[Layout annotation records]
# # #
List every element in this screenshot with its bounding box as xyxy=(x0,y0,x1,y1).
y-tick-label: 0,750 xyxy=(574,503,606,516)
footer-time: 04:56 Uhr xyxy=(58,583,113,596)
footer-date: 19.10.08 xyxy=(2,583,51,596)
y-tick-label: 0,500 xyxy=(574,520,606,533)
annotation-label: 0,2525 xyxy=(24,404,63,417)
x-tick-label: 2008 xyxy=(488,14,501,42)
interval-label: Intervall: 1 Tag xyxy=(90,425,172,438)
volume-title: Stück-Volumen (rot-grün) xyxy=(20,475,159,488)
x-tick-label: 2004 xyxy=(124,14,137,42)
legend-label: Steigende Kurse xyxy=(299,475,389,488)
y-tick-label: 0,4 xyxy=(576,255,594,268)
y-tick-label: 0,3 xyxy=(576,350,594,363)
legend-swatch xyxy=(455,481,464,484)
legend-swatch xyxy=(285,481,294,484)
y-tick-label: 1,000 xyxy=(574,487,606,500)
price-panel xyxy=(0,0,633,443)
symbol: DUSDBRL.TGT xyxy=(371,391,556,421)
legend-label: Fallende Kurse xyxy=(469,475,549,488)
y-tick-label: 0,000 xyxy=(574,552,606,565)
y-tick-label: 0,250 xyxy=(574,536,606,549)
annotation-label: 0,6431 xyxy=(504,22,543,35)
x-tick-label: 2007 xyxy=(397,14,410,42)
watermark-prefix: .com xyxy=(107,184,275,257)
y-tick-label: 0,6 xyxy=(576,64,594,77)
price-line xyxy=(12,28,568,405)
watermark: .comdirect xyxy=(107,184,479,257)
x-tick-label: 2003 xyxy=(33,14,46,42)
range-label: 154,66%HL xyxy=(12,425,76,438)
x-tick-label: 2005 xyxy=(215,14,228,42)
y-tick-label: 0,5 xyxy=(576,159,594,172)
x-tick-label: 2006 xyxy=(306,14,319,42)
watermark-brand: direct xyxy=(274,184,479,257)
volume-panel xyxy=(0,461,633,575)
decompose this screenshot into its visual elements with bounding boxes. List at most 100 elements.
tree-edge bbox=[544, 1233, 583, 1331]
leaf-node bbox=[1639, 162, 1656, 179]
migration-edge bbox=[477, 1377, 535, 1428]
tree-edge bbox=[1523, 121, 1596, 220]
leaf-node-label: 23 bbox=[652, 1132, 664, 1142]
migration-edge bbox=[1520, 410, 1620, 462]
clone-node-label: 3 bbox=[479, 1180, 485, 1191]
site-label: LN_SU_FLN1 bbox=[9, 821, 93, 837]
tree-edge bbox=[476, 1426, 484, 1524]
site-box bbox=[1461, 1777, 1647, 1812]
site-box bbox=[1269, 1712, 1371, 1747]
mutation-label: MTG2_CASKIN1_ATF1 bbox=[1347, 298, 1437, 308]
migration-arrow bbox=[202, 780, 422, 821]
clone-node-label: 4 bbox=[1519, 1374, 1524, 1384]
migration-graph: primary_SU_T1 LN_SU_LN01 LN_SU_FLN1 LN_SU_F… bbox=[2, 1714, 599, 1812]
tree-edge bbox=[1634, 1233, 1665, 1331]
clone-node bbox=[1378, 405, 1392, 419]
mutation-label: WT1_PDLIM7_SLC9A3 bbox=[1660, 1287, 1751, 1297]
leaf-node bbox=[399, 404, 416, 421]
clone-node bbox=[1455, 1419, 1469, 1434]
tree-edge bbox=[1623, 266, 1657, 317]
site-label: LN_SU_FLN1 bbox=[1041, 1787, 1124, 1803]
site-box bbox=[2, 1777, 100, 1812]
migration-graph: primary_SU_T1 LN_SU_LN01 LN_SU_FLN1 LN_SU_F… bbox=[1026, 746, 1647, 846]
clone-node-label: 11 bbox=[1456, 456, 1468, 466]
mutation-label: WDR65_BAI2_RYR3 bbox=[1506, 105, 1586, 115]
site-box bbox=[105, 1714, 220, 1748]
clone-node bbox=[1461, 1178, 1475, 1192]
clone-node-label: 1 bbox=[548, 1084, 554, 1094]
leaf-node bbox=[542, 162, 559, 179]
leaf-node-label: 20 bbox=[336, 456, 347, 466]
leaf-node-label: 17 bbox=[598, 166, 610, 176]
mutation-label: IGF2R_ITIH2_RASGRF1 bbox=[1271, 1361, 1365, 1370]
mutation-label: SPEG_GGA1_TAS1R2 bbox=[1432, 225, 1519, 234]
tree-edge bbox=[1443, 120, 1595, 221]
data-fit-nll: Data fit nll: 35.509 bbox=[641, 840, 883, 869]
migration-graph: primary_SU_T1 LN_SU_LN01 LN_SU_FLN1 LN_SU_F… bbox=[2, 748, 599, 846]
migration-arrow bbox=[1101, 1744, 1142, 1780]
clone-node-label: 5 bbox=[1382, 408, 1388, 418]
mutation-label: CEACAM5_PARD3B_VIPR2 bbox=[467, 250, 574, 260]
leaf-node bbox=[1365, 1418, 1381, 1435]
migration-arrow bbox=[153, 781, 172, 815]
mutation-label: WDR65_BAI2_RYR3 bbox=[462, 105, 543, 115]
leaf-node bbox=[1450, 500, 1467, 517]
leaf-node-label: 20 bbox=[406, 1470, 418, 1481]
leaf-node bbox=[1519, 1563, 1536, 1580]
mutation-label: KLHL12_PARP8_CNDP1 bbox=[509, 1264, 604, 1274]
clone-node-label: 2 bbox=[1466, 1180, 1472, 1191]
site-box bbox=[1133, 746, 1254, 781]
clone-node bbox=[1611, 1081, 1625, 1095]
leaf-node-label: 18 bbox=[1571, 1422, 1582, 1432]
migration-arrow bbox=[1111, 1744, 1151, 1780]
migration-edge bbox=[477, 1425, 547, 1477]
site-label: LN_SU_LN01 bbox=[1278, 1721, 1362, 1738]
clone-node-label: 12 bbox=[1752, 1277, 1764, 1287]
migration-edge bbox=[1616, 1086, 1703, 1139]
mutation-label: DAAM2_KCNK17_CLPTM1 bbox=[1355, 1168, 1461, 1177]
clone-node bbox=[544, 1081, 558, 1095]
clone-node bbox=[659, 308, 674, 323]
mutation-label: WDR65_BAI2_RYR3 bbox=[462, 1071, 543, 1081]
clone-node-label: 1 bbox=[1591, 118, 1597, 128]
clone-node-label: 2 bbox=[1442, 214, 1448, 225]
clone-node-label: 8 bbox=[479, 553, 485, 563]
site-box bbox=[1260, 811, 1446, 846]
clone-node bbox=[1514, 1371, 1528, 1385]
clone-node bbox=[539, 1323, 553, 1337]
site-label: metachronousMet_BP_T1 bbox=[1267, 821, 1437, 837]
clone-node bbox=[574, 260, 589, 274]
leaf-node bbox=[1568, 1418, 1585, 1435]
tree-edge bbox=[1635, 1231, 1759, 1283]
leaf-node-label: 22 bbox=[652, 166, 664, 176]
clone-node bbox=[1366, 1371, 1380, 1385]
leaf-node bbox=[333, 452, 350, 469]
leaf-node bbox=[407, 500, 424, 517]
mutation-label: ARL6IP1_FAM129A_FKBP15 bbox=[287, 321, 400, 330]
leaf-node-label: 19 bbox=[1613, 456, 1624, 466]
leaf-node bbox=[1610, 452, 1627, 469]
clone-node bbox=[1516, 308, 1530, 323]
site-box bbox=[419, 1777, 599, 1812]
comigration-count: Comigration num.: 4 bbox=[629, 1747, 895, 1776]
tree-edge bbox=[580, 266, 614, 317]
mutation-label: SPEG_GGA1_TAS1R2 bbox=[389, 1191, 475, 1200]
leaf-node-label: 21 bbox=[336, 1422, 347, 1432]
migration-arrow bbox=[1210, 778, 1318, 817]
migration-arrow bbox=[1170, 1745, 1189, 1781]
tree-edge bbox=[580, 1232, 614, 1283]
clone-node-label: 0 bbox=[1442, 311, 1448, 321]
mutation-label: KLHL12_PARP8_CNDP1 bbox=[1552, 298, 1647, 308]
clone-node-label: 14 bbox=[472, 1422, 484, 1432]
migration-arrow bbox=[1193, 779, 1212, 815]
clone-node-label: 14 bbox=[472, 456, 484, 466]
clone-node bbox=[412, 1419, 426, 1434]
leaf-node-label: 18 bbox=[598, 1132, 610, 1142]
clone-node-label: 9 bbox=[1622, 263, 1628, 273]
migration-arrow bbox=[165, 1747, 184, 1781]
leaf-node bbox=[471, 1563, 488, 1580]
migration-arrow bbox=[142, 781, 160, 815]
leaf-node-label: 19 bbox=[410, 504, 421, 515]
# # #
Task to complete
Replace "y-tick-label" with "y-axis-label" in the records from the start through the line with "annotation-label: 0,2525 xyxy=(24,404,63,417)", keeping everything else unchanged, and give back only those lines.

Response to the exercise
List every element in this screenshot with its bounding box as xyxy=(x0,y0,x1,y1).
y-axis-label: 0,750 xyxy=(574,503,606,516)
footer-time: 04:56 Uhr xyxy=(58,583,113,596)
footer-date: 19.10.08 xyxy=(2,583,51,596)
y-axis-label: 0,500 xyxy=(574,520,606,533)
annotation-label: 0,2525 xyxy=(24,404,63,417)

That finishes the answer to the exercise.